**Gestellte Aufgabe a**
Gib die Datenzeilen wortgetreu wieder, beginnend mit der Zeile mit „x-tick-label: 1200 <box>1280“ und weiter bis einschließlich der Zeile mit „y-tick-label: 140 <box>66 522 97 541</box>“.
======== Vorliegender Text
Zerstörte Strandmauer
Zerstörte Strandmauer
Sturmflut am Westende
Badestrand tags vor der Flut
Nikolaikirche
Dorfgrodendeich vor der Sturmflut
Häuser am Wattenmeer
Überflutetes Deichvorland
Bruchstelle am Dorfgrodendeich
Bruchstelle am Dorfgrodendeich
›Falke‹ am Bahnhof
Gärtnerei im Dorfgroden
Feuerwehrfahrzeug
Café Neudeich
Café Neudeich
Überflutete Siedlerstraße
Überfluteter Dorfgroden
Zerstörte Strandmauer
Bruchstelle im Reichsdeich
Zerstörte Strandmauer
Zerstörte Strandmauer
Hubschrauber auf der Polizeiwiese
Bergungsfahrt
Vertol H-21 am Dorfgrodendeich
Vertol H-21 auf der Polizeiwiese
Bundeswehr-Soldaten
Noratlas am Strand
Aufräumarbeiten
Pumparbeiten in der Charlottenstraße
Abreise der Soldaten

Auf dieser Seite erfahren Sie anhand eines detaillierten zeitlichen Protokolls, was sich in jener Nacht des 16. auf den 17. Februar 1962 sowie in den Tagen davor und danach auf Wangerooge zutrug.

12. Februar 1962

Nach mehreren heftigen Stürmen im Januar und Februar 1962 hatten die Dünen im Westen bereits stark gelitten. So kommt es, daß sich schon am 12. Februar nach einem Wasserstand von ca. 2 Metern über dem normalen Hochwasser erste große Schäden an der dortigen Strandmauer andeuten, auf einer Länge von 150 Metern ist sie zusammengebrochen, nur noch Trümmer sind dort von ihr übrig geblieben.

15. Februar 1962, 21:00 Uhr

Über Norddeich-Radio wird erstmals eine Sturmwarnung für die Nordsee gesendet, Sturmsignale werden in den Häfen gesetzt.

Brandung an der Strandmauer

16. Februar 1962, 03:00 Uhr

In der Nacht vom 15. auf den 16. Februar tobt erneut ein Orkan über der Nordsee, der das Wasser in der Deutschen Bucht aufstaut und die Lage weiter verschärft.

16. Februar 1962, 12:41 Uhr

Am folgenden Mittag um 12:41 Uhr erhält die Gemeinde Wangerooge eine telegrafische Sturmflutwarnung vom Deutschen Hydrographischen Institut in Hamburg, die für das Nachthochwasser um 2,50 Meter erhöhte Wasserstände vorhersagt.
================
======== Zu verarbeitende Daten
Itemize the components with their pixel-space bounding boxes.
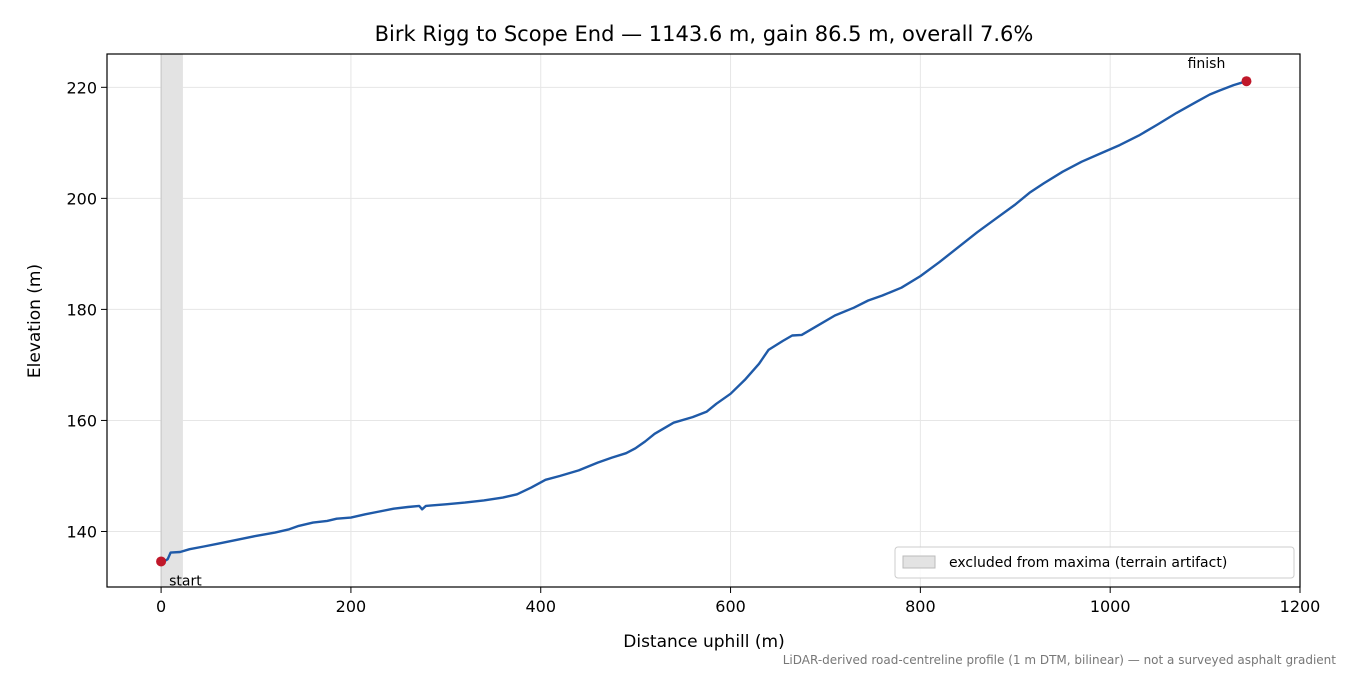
x-tick-label: 1200 <box>1280 597 1321 616</box>
axes-frame <box>106 53 1301 588</box>
y-tick-label: 200 <box>66 189 97 208</box>
x-tick-label: 800 <box>905 597 936 616</box>
x-tick-label: 400 <box>525 597 556 616</box>
plot-area <box>107 54 1300 587</box>
marker-start <box>156 556 167 567</box>
legend: excluded from maxima (terrain artifact) <box>894 546 1295 579</box>
marker-label-finish: finish <box>1188 56 1226 72</box>
legend-box <box>894 546 1295 579</box>
excluded-span-shade <box>161 54 183 587</box>
y-tick-label: 140 <box>66 522 97 541</box>
marker-layer: start finish <box>156 56 1252 589</box>
excluded-span-layer <box>160 54 183 587</box>
plot-frame <box>106 53 1301 588</box>
y-tick-label: 180 <box>66 300 97 319</box>
y-tick-label: 160 <box>66 411 97 430</box>
x-tick-label: 200 <box>336 597 367 616</box>
x-tick-label: 0 <box>156 597 166 616</box>
marker-label-start: start <box>169 573 202 589</box>
series-layer <box>161 80 1247 563</box>
footnote: LiDAR-derived road-centreline profile (1… <box>783 653 1337 667</box>
plot-background <box>107 54 1300 587</box>
x-tick-label: 600 <box>715 597 746 616</box>
marker-finish <box>1241 76 1252 87</box>
y-tick-label: 220 <box>66 78 97 97</box>
tick-layer: 0 200 400 600 800 1000 1200 140 160 180 200 220 <box>66 78 1320 616</box>
legend-label: excluded from maxima (terrain artifact) <box>949 555 1227 571</box>
grid-lines <box>107 54 1301 587</box>
x-axis-label: Distance uphill (m) <box>623 632 784 652</box>
elevation-series-line <box>161 80 1247 563</box>
y-axis-label: Elevation (m) <box>25 264 45 378</box>
legend-swatch <box>902 555 936 569</box>
x-tick-label: 1000 <box>1090 597 1131 616</box>
chart-title: Birk Rigg to Scope End — 1143.6 m, gain … <box>375 22 1034 46</box>
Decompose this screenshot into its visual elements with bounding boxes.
================
**Gestellte Aufgabe b**
Zitiere aus dem Text über die Sturmflut auf Wangerooge wortgetreu die Stelle, beginnend mit „16. Februar 1962, 03:00“ und weiter bis einschließlich „Lage weiter verschärft.“.

**Fertige Antwort a**
x-tick-label: 1200 <box>1280 597 1321 616</box>
axes-frame <box>106 53 1301 588</box>
y-tick-label: 200 <box>66 189 97 208</box>
x-tick-label: 800 <box>905 597 936 616</box>
x-tick-label: 400 <box>525 597 556 616</box>
plot-area <box>107 54 1300 587</box>
marker-start <box>156 556 167 567</box>
legend: excluded from maxima (terrain artifact) <box>894 546 1295 579</box>
marker-label-finish: finish <box>1188 56 1226 72</box>
legend-box <box>894 546 1295 579</box>
excluded-span-shade <box>161 54 183 587</box>
y-tick-label: 140 <box>66 522 97 541</box>

**Fertige Antwort b**
16. Februar 1962, 03:00 Uhr

In der Nacht vom 15. auf den 16. Februar tobt erneut ein Orkan über der Nordsee, der das Wasser in der Deutschen Bucht aufstaut und die Lage weiter verschärft.